* **To be done**
All the data should be repeated exactly. Any image in it is left out.

* **Items**

-------------------------

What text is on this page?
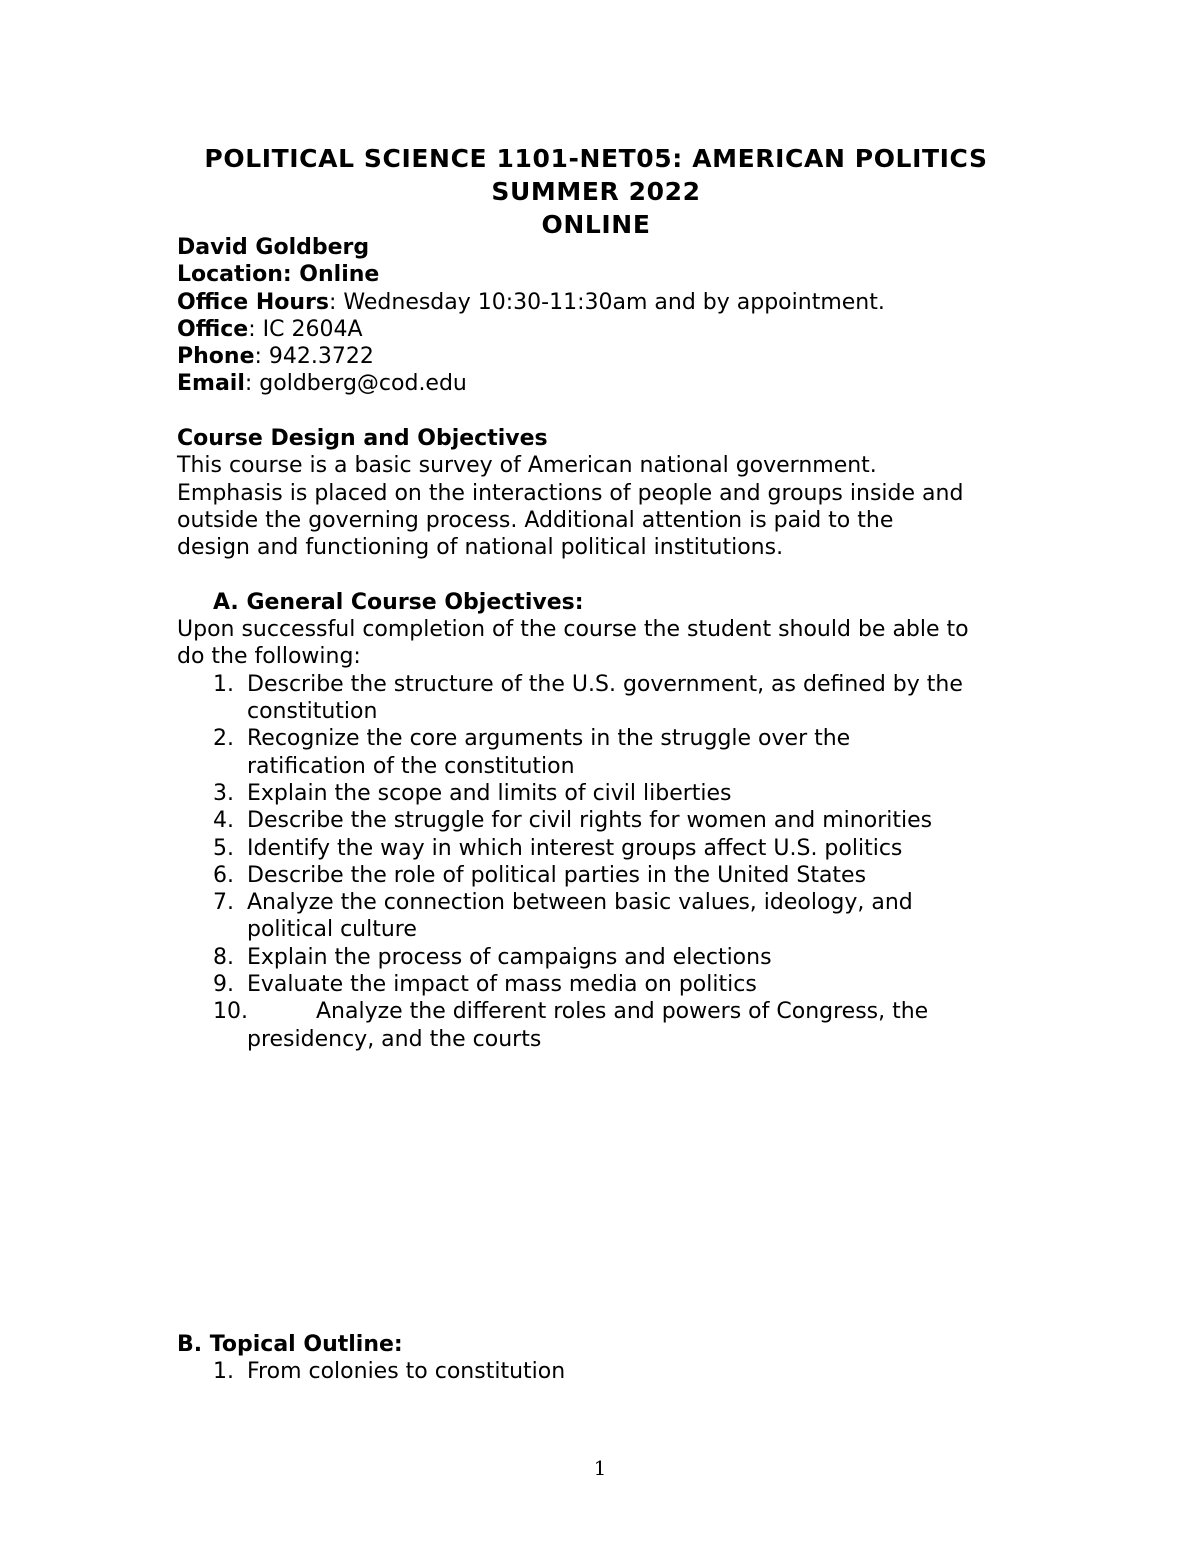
POLITICAL SCIENCE 1101-NET05: AMERICAN POLITICS
SUMMER 2022
ONLINE
David Goldberg
Location: Online
Office Hours: Wednesday 10:30-11:30am and by appointment.
Office: IC 2604A
Phone: 942.3722
Email: goldberg@cod.edu
Course Design and Objectives
This course is a basic survey of American national government.
Emphasis is placed on the interactions of people and groups inside and
outside the governing process. Additional attention is paid to the
design and functioning of national political institutions.
A. General Course Objectives:
Upon successful completion of the course the student should be able to
do the following:
1. Describe the structure of the U.S. government, as defined by the
constitution
2. Recognize the core arguments in the struggle over the
ratification of the constitution
3. Explain the scope and limits of civil liberties
4. Describe the struggle for civil rights for women and minorities
5. Identify the way in which interest groups affect U.S. politics
6. Describe the role of political parties in the United States
7. Analyze the connection between basic values, ideology, and
political culture
8. Explain the process of campaigns and elections
9. Evaluate the impact of mass media on politics
10.	Analyze the different roles and powers of Congress, the
presidency, and the courts
B. Topical Outline:
1. From colonies to constitution
1
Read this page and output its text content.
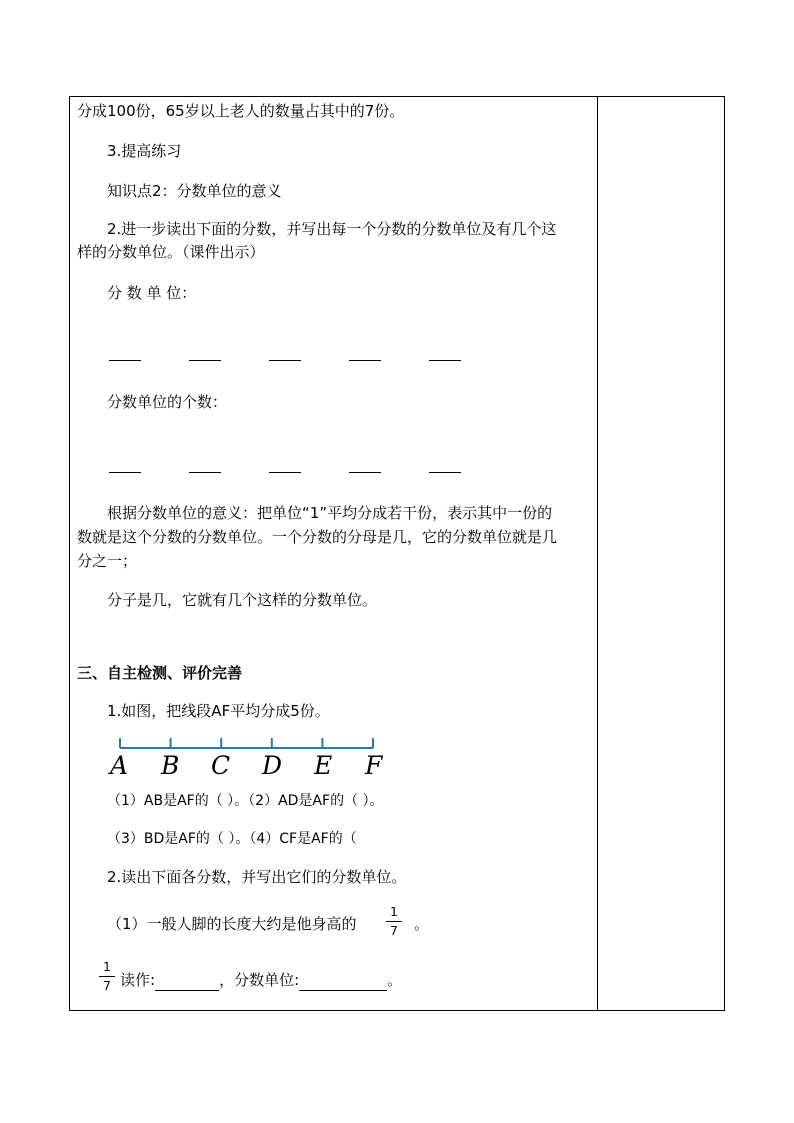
分成100份，65岁以上老人的数量占其中的7份。
3.提高练习
知识点2：分数单位的意义
2.进一步读出下面的分数，并写出每一个分数的分数单位及有几个这
样的分数单位。（课件出示）
分 数 单 位：
分数单位的个数：
根据分数单位的意义：把单位“1”平均分成若干份，表示其中一份的
数就是这个分数的分数单位。一个分数的分母是几，它的分数单位就是几
分之一；
分子是几，它就有几个这样的分数单位。
三、自主检测、评价完善
1.如图，把线段AF平均分成5份。
A B C D E F
（1）AB是AF的（ ）。（2）AD是AF的（ ）。
（3）BD是AF的（ ）。（4）CF是AF的（
2.读出下面各分数，并写出它们的分数单位。
（1）一般人脚的长度大约是他身高的
1
7 。
1
7 读作:	，分数单位:	。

-------------------------

* **Written response**
What text is on this page?
POLITICAL SCIENCE 1101-NET05: AMERICAN POLITICS
SUMMER 2022
ONLINE
David Goldberg
Location: Online
Office Hours: Wednesday 10:30-11:30am and by appointment.
Office: IC 2604A
Phone: 942.3722
Email: goldberg@cod.edu
Course Design and Objectives
This course is a basic survey of American national government.
Emphasis is placed on the interactions of people and groups inside and
outside the governing process. Additional attention is paid to the
design and functioning of national political institutions.
A. General Course Objectives:
Upon successful completion of the course the student should be able to
do the following:
1. Describe the structure of the U.S. government, as defined by the
constitution
2. Recognize the core arguments in the struggle over the
ratification of the constitution
3. Explain the scope and limits of civil liberties
4. Describe the struggle for civil rights for women and minorities
5. Identify the way in which interest groups affect U.S. politics
6. Describe the role of political parties in the United States
7. Analyze the connection between basic values, ideology, and
political culture
8. Explain the process of campaigns and elections
9. Evaluate the impact of mass media on politics
10.	Analyze the different roles and powers of Congress, the
presidency, and the courts
B. Topical Outline:
1. From colonies to constitution
1
Read this page and output its text content.
分成100份，65岁以上老人的数量占其中的7份。
3.提高练习
知识点2：分数单位的意义
2.进一步读出下面的分数，并写出每一个分数的分数单位及有几个这
样的分数单位。（课件出示）
分 数 单 位：
分数单位的个数：
根据分数单位的意义：把单位“1”平均分成若干份，表示其中一份的
数就是这个分数的分数单位。一个分数的分母是几，它的分数单位就是几
分之一；
分子是几，它就有几个这样的分数单位。
三、自主检测、评价完善
1.如图，把线段AF平均分成5份。
A B C D E F
（1）AB是AF的（ ）。（2）AD是AF的（ ）。
（3）BD是AF的（ ）。（4）CF是AF的（
2.读出下面各分数，并写出它们的分数单位。
（1）一般人脚的长度大约是他身高的
1
7 。
1
7 读作:	，分数单位:	。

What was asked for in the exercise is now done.